What lines of the data include the string "Sauvignon"? Copy them all.

** Start Exercise data **

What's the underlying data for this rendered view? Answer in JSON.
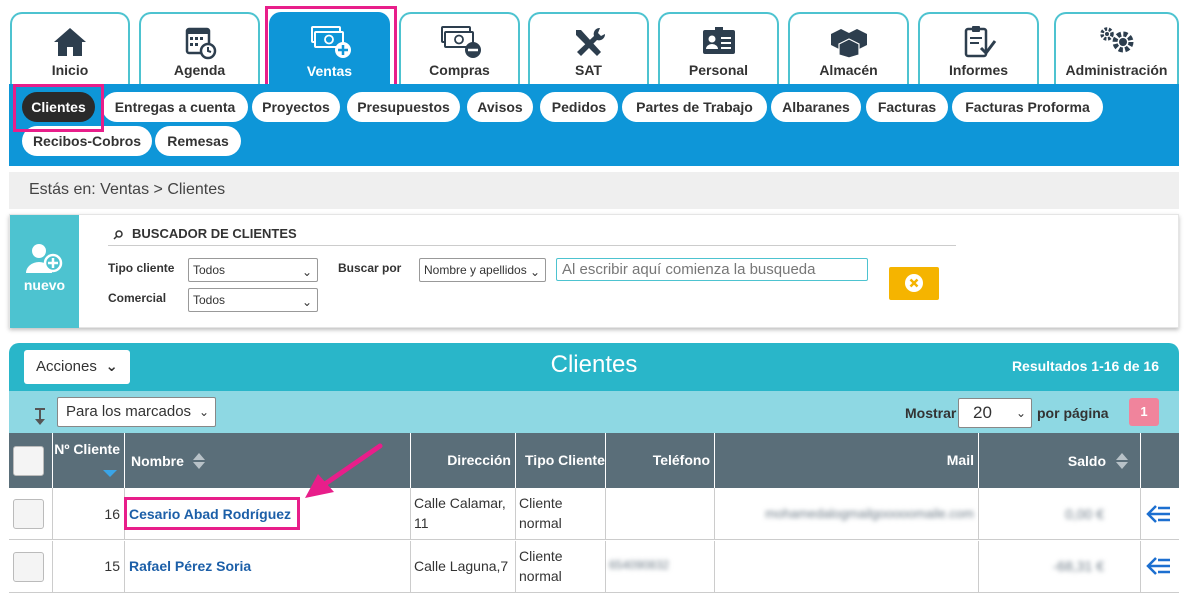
{
  "main_tabs": [
    {
      "label": "Inicio",
      "icon": "home-icon"
    },
    {
      "label": "Agenda",
      "icon": "calendar-clock-icon"
    },
    {
      "label": "Ventas",
      "icon": "money-plus-icon",
      "active": true
    },
    {
      "label": "Compras",
      "icon": "money-minus-icon"
    },
    {
      "label": "SAT",
      "icon": "tools-icon"
    },
    {
      "label": "Personal",
      "icon": "id-card-icon"
    },
    {
      "label": "Almacén",
      "icon": "boxes-icon"
    },
    {
      "label": "Informes",
      "icon": "clipboard-check-icon"
    },
    {
      "label": "Administración",
      "icon": "gears-icon"
    }
  ],
  "sub_nav": [
    {
      "label": "Clientes",
      "active": true
    },
    {
      "label": "Entregas a cuenta"
    },
    {
      "label": "Proyectos"
    },
    {
      "label": "Presupuestos"
    },
    {
      "label": "Avisos"
    },
    {
      "label": "Pedidos"
    },
    {
      "label": "Partes de Trabajo"
    },
    {
      "label": "Albaranes"
    },
    {
      "label": "Facturas"
    },
    {
      "label": "Facturas Proforma"
    },
    {
      "label": "Recibos-Cobros"
    },
    {
      "label": "Remesas"
    }
  ],
  "breadcrumb": "Estás en: Ventas > Clientes",
  "search": {
    "new_label": "nuevo",
    "title": "BUSCADOR DE CLIENTES",
    "tipo_cliente_label": "Tipo cliente",
    "tipo_cliente_value": "Todos",
    "comercial_label": "Comercial",
    "comercial_value": "Todos",
    "buscar_por_label": "Buscar por",
    "buscar_por_value": "Nombre y apellidos",
    "placeholder": "Al escribir aquí comienza la busqueda"
  },
  "results": {
    "acciones_label": "Acciones",
    "title": "Clientes",
    "count": "Resultados 1-16 de 16",
    "marked_label": "Para los marcados",
    "mostrar_label": "Mostrar",
    "per_page_value": "20",
    "per_page_label": "por página",
    "page": "1"
  },
  "table": {
    "columns": [
      "Nº Cliente",
      "Nombre",
      "Dirección",
      "Tipo Cliente",
      "Teléfono",
      "Mail",
      "Saldo"
    ],
    "rows": [
      {
        "num": "16",
        "name": "Cesario Abad Rodríguez",
        "address_1": "Calle Calamar,",
        "address_2": "11",
        "tipo_1": "Cliente",
        "tipo_2": "normal",
        "phone": "",
        "mail": "mohamedalogmailgooooomaile.com",
        "saldo": "0,00 €"
      },
      {
        "num": "15",
        "name": "Rafael Pérez Soria",
        "address_1": "Calle Laguna,7",
        "address_2": "",
        "tipo_1": "Cliente",
        "tipo_2": "normal",
        "phone": "654090832",
        "mail": "",
        "saldo": "-68,31 €"
      }
    ]
  },
  "colors": {
    "primary_blue": "#0e96d8",
    "teal": "#29b6c9",
    "highlight": "#e81e8a",
    "yellow": "#f5b400"
  }
}
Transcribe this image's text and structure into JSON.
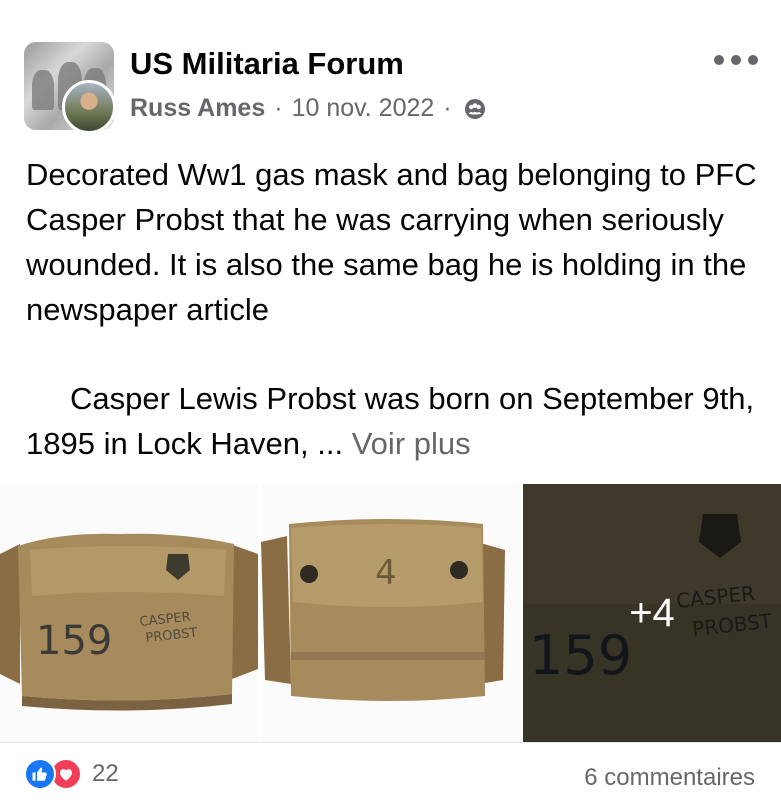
{
  "post": {
    "group_name": "US Militaria Forum",
    "author": "Russ Ames",
    "separator": "·",
    "date": "10 nov. 2022",
    "audience_icon": "group-icon",
    "more_icon": "more-options-icon",
    "text_p1": "Decorated Ww1 gas mask and bag belonging to PFC Casper Probst that he was carrying when seriously wounded. It is also the same bag he is holding in the newspaper article",
    "text_p2": "Casper Lewis Probst was born on September 9th, 1895 in Lock Haven, ...",
    "see_more": "Voir plus"
  },
  "photos": {
    "bag_markings": {
      "number": "159",
      "name_top": "CASPER",
      "name_bottom": "PROBST",
      "flap_mark": "4"
    },
    "more_count": "+4"
  },
  "footer": {
    "reaction_icons": [
      "like-icon",
      "love-icon"
    ],
    "reaction_count": "22",
    "comments": "6 commentaires"
  },
  "colors": {
    "meta_gray": "#65676b",
    "like_blue": "#1877f2",
    "love_red": "#f33e58"
  }
}
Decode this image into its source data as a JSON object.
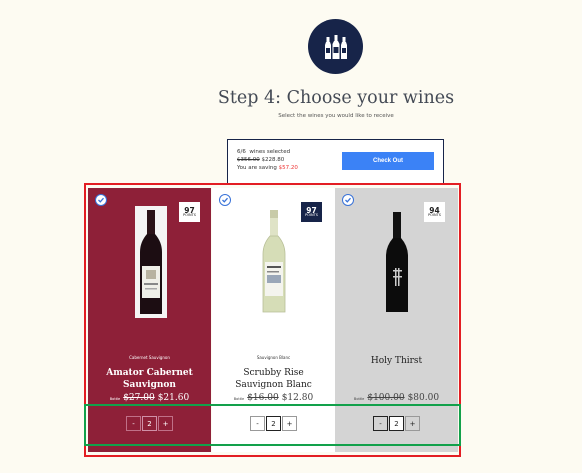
{
  "header": {
    "icon": "wine-bottles-icon",
    "title": "Step 4: Choose your wines",
    "subtitle": "Select the wines you would like to receive"
  },
  "summary": {
    "selected_count": "6/6",
    "selected_label": "wines selected",
    "original_total": "$356.00",
    "discounted_total": "$228.80",
    "saving_label": "You are saving",
    "saving_amount": "$57.20",
    "checkout_label": "Check Out"
  },
  "wines": [
    {
      "selected": true,
      "points": "97",
      "points_label": "POINTS",
      "varietal": "Cabernet Sauvignon",
      "name": "Amator Cabernet Sauvignon",
      "price_label": "Bottle",
      "old_price": "$27.00",
      "new_price": "$21.60",
      "quantity": "2",
      "minus": "-",
      "plus": "+",
      "card_color": "#8e2038"
    },
    {
      "selected": true,
      "points": "97",
      "points_label": "POINTS",
      "varietal": "Sauvignon Blanc",
      "name": "Scrubby Rise Sauvignon Blanc",
      "price_label": "Bottle",
      "old_price": "$16.00",
      "new_price": "$12.80",
      "quantity": "2",
      "minus": "-",
      "plus": "+",
      "card_color": "#ffffff"
    },
    {
      "selected": true,
      "points": "94",
      "points_label": "POINTS",
      "varietal": "",
      "name": "Holy Thirst",
      "price_label": "Bottle",
      "old_price": "$100.00",
      "new_price": "$80.00",
      "quantity": "2",
      "minus": "-",
      "plus": "+",
      "card_color": "#d4d4d4"
    }
  ],
  "colors": {
    "navy": "#172449",
    "checkout_blue": "#3b82f6",
    "saving_red": "#e33333",
    "highlight_red": "#e31d23",
    "highlight_green": "#12a14b"
  }
}
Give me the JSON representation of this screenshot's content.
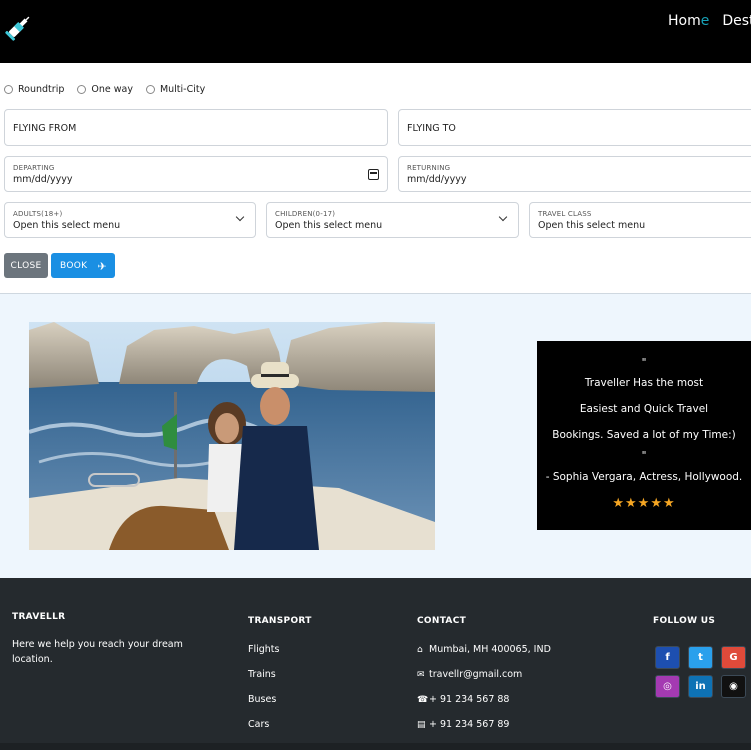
{
  "nav": {
    "logo_icon": "syringe-icon",
    "home_prefix": "Hom",
    "home_accent": "e",
    "destinations": "Desti"
  },
  "booking": {
    "trip_types": [
      "Roundtrip",
      "One way",
      "Multi-City"
    ],
    "flying_from": {
      "placeholder": "FLYING FROM"
    },
    "flying_to": {
      "placeholder": "FLYING TO"
    },
    "departing": {
      "label": "DEPARTING",
      "value": "mm/dd/yyyy"
    },
    "returning": {
      "label": "RETURNING",
      "value": "mm/dd/yyyy"
    },
    "adults": {
      "label": "ADULTS(18+)",
      "value": "Open this select menu"
    },
    "children": {
      "label": "CHILDREN(0-17)",
      "value": "Open this select menu"
    },
    "travel_class": {
      "label": "TRAVEL CLASS",
      "value": "Open this select menu"
    },
    "close_label": "CLOSE",
    "book_label": "BOOK"
  },
  "testimonial": {
    "lines": [
      "\"",
      "Traveller Has the most",
      "Easiest and Quick Travel",
      "Bookings. Saved a lot of my Time:)",
      "\"",
      "- Sophia Vergara, Actress, Hollywood."
    ],
    "stars": "★★★★★",
    "rating": 5
  },
  "footer": {
    "brand": {
      "title": "TRAVELLR",
      "text": "Here we help you reach your dream location."
    },
    "transport": {
      "title": "TRANSPORT",
      "links": [
        "Flights",
        "Trains",
        "Buses",
        "Cars"
      ]
    },
    "contact": {
      "title": "CONTACT",
      "items": [
        {
          "icon": "home-icon",
          "text": "Mumbai, MH 400065, IND"
        },
        {
          "icon": "envelope-icon",
          "text": "travellr@gmail.com"
        },
        {
          "icon": "phone-icon",
          "text": "+ 91 234 567 88"
        },
        {
          "icon": "fax-icon",
          "text": "+ 91 234 567 89"
        }
      ]
    },
    "follow": {
      "title": "FOLLOW US",
      "icons": [
        "facebook-icon",
        "twitter-icon",
        "google-icon",
        "instagram-icon",
        "linkedin-icon",
        "github-icon"
      ],
      "glyphs": [
        "f",
        "t",
        "G",
        "◎",
        "in",
        "◉"
      ]
    }
  },
  "colors": {
    "navbar": "#000000",
    "accent": "#17a2b8",
    "book_button": "#1a8fe3",
    "close_button": "#6c757d",
    "footer": "#252a2e",
    "star": "#f5a623",
    "section_bg": "#eef6fd"
  }
}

** End Exercise data **

### Correct result
      "varietal": "Cabernet Sauvignon",
      "name": "Amator Cabernet Sauvignon",
      "varietal": "Sauvignon Blanc",
      "name": "Scrubby Rise Sauvignon Blanc",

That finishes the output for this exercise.